■ **To do**: With the pictures left out, copy the listing below exactly.

[Extracted records]
● ● ● ●
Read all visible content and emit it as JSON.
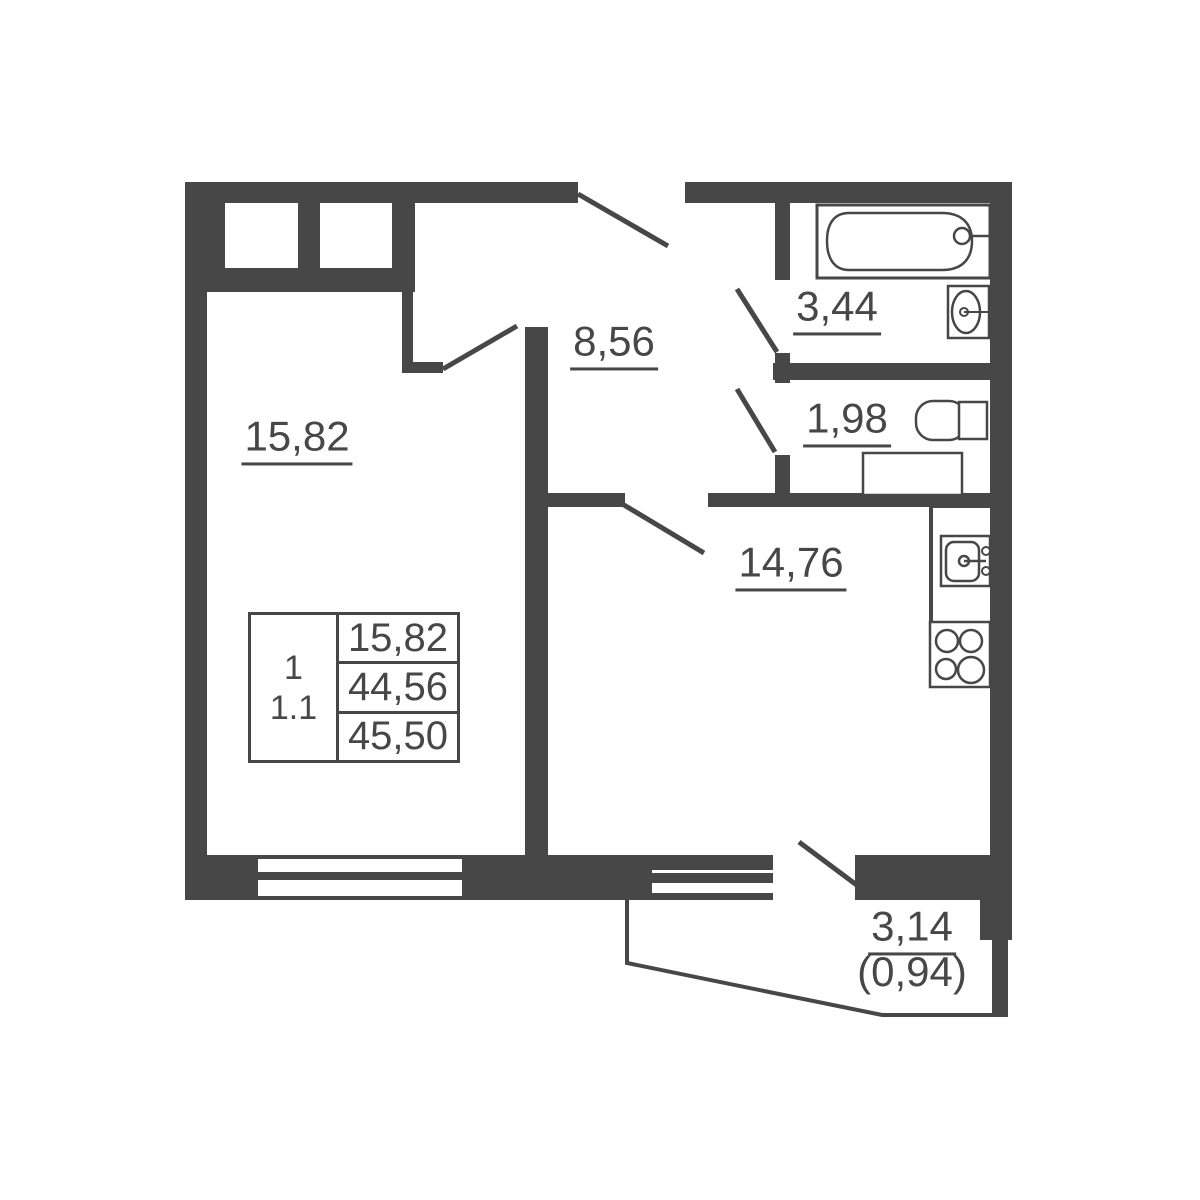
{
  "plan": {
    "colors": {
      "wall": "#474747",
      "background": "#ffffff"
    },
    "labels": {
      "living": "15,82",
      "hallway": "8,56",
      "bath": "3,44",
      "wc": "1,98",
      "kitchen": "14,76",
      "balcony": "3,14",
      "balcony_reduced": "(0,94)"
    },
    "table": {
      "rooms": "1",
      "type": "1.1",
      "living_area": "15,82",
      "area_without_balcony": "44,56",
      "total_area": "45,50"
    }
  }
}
● ● ● ●
■ **Response**:
Read all visible content and emit it as JSON.
{
  "plan": {
    "colors": {
      "wall": "#474747",
      "background": "#ffffff"
    },
    "labels": {
      "living": "15,82",
      "hallway": "8,56",
      "bath": "3,44",
      "wc": "1,98",
      "kitchen": "14,76",
      "balcony": "3,14",
      "balcony_reduced": "(0,94)"
    },
    "table": {
      "rooms": "1",
      "type": "1.1",
      "living_area": "15,82",
      "area_without_balcony": "44,56",
      "total_area": "45,50"
    }
  }
}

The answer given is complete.